::: Data supplied

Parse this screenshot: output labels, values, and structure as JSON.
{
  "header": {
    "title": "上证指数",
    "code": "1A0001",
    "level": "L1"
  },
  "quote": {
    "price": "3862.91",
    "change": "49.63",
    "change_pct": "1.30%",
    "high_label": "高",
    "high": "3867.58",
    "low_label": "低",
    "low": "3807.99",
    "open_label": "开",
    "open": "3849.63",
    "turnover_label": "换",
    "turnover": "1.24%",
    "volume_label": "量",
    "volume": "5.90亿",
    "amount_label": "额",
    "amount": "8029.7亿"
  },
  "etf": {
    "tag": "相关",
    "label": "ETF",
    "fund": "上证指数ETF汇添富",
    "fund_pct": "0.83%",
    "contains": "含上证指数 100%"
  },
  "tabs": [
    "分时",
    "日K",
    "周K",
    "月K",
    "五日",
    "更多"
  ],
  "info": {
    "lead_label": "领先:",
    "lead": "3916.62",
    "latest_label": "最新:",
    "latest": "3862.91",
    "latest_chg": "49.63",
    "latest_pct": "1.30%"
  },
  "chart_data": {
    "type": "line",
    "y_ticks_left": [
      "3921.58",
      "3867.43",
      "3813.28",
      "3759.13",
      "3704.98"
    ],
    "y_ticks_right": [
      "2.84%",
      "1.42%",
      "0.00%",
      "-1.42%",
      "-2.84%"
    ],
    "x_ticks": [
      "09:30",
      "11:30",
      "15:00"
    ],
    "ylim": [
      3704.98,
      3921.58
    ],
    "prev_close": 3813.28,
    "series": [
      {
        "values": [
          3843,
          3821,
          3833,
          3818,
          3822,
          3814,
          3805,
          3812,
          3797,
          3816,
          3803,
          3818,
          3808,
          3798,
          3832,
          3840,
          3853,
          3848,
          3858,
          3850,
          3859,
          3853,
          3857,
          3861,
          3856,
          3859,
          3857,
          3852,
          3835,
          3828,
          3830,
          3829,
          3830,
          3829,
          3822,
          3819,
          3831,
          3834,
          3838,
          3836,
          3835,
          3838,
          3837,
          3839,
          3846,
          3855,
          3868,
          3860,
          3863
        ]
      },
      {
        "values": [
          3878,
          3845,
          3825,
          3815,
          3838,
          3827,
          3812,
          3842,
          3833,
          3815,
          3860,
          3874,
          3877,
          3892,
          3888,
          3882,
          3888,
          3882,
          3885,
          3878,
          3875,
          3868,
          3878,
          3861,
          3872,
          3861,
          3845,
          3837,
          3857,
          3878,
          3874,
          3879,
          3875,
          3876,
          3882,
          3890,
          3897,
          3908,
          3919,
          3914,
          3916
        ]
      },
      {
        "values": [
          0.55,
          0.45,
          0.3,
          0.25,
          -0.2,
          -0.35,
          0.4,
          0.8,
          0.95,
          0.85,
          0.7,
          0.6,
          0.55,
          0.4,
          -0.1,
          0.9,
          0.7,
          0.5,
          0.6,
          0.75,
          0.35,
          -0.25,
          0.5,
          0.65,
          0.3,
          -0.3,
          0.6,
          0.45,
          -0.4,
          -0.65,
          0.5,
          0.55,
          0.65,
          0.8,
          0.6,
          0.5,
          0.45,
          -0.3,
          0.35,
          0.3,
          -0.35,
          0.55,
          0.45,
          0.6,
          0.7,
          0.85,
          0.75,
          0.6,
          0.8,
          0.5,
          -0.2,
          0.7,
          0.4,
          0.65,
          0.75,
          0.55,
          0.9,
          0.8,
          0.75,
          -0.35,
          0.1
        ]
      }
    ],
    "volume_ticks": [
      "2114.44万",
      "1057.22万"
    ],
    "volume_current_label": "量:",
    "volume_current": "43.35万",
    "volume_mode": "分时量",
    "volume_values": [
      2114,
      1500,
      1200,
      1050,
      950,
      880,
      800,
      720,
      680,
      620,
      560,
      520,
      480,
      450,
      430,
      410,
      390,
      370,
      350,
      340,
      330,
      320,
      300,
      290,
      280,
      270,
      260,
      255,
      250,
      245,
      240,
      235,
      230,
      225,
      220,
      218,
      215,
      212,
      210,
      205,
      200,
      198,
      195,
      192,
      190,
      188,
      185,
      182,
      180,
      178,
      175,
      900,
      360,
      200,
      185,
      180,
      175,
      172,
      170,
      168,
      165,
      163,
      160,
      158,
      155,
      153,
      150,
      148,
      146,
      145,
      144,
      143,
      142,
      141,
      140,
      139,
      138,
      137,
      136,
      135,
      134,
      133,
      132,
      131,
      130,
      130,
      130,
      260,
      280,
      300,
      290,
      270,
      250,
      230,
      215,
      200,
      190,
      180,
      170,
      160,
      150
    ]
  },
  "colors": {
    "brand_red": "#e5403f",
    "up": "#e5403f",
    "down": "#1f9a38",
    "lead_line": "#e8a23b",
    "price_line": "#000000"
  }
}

::::::

• [Short task]: Copy every record exactly as presented.

• [Answer for this exercise]:
Parse this screenshot: output labels, values, and structure as JSON.
{
  "header": {
    "title": "上证指数",
    "code": "1A0001",
    "level": "L1"
  },
  "quote": {
    "price": "3862.91",
    "change": "49.63",
    "change_pct": "1.30%",
    "high_label": "高",
    "high": "3867.58",
    "low_label": "低",
    "low": "3807.99",
    "open_label": "开",
    "open": "3849.63",
    "turnover_label": "换",
    "turnover": "1.24%",
    "volume_label": "量",
    "volume": "5.90亿",
    "amount_label": "额",
    "amount": "8029.7亿"
  },
  "etf": {
    "tag": "相关",
    "label": "ETF",
    "fund": "上证指数ETF汇添富",
    "fund_pct": "0.83%",
    "contains": "含上证指数 100%"
  },
  "tabs": [
    "分时",
    "日K",
    "周K",
    "月K",
    "五日",
    "更多"
  ],
  "info": {
    "lead_label": "领先:",
    "lead": "3916.62",
    "latest_label": "最新:",
    "latest": "3862.91",
    "latest_chg": "49.63",
    "latest_pct": "1.30%"
  },
  "chart_data": {
    "type": "line",
    "y_ticks_left": [
      "3921.58",
      "3867.43",
      "3813.28",
      "3759.13",
      "3704.98"
    ],
    "y_ticks_right": [
      "2.84%",
      "1.42%",
      "0.00%",
      "-1.42%",
      "-2.84%"
    ],
    "x_ticks": [
      "09:30",
      "11:30",
      "15:00"
    ],
    "ylim": [
      3704.98,
      3921.58
    ],
    "prev_close": 3813.28,
    "series": [
      {
        "values": [
          3843,
          3821,
          3833,
          3818,
          3822,
          3814,
          3805,
          3812,
          3797,
          3816,
          3803,
          3818,
          3808,
          3798,
          3832,
          3840,
          3853,
          3848,
          3858,
          3850,
          3859,
          3853,
          3857,
          3861,
          3856,
          3859,
          3857,
          3852,
          3835,
          3828,
          3830,
          3829,
          3830,
          3829,
          3822,
          3819,
          3831,
          3834,
          3838,
          3836,
          3835,
          3838,
          3837,
          3839,
          3846,
          3855,
          3868,
          3860,
          3863
        ]
      },
      {
        "values": [
          3878,
          3845,
          3825,
          3815,
          3838,
          3827,
          3812,
          3842,
          3833,
          3815,
          3860,
          3874,
          3877,
          3892,
          3888,
          3882,
          3888,
          3882,
          3885,
          3878,
          3875,
          3868,
          3878,
          3861,
          3872,
          3861,
          3845,
          3837,
          3857,
          3878,
          3874,
          3879,
          3875,
          3876,
          3882,
          3890,
          3897,
          3908,
          3919,
          3914,
          3916
        ]
      },
      {
        "values": [
          0.55,
          0.45,
          0.3,
          0.25,
          -0.2,
          -0.35,
          0.4,
          0.8,
          0.95,
          0.85,
          0.7,
          0.6,
          0.55,
          0.4,
          -0.1,
          0.9,
          0.7,
          0.5,
          0.6,
          0.75,
          0.35,
          -0.25,
          0.5,
          0.65,
          0.3,
          -0.3,
          0.6,
          0.45,
          -0.4,
          -0.65,
          0.5,
          0.55,
          0.65,
          0.8,
          0.6,
          0.5,
          0.45,
          -0.3,
          0.35,
          0.3,
          -0.35,
          0.55,
          0.45,
          0.6,
          0.7,
          0.85,
          0.75,
          0.6,
          0.8,
          0.5,
          -0.2,
          0.7,
          0.4,
          0.65,
          0.75,
          0.55,
          0.9,
          0.8,
          0.75,
          -0.35,
          0.1
        ]
      }
    ],
    "volume_ticks": [
      "2114.44万",
      "1057.22万"
    ],
    "volume_current_label": "量:",
    "volume_current": "43.35万",
    "volume_mode": "分时量",
    "volume_values": [
      2114,
      1500,
      1200,
      1050,
      950,
      880,
      800,
      720,
      680,
      620,
      560,
      520,
      480,
      450,
      430,
      410,
      390,
      370,
      350,
      340,
      330,
      320,
      300,
      290,
      280,
      270,
      260,
      255,
      250,
      245,
      240,
      235,
      230,
      225,
      220,
      218,
      215,
      212,
      210,
      205,
      200,
      198,
      195,
      192,
      190,
      188,
      185,
      182,
      180,
      178,
      175,
      900,
      360,
      200,
      185,
      180,
      175,
      172,
      170,
      168,
      165,
      163,
      160,
      158,
      155,
      153,
      150,
      148,
      146,
      145,
      144,
      143,
      142,
      141,
      140,
      139,
      138,
      137,
      136,
      135,
      134,
      133,
      132,
      131,
      130,
      130,
      130,
      260,
      280,
      300,
      290,
      270,
      250,
      230,
      215,
      200,
      190,
      180,
      170,
      160,
      150
    ]
  },
  "colors": {
    "brand_red": "#e5403f",
    "up": "#e5403f",
    "down": "#1f9a38",
    "lead_line": "#e8a23b",
    "price_line": "#000000"
  }
}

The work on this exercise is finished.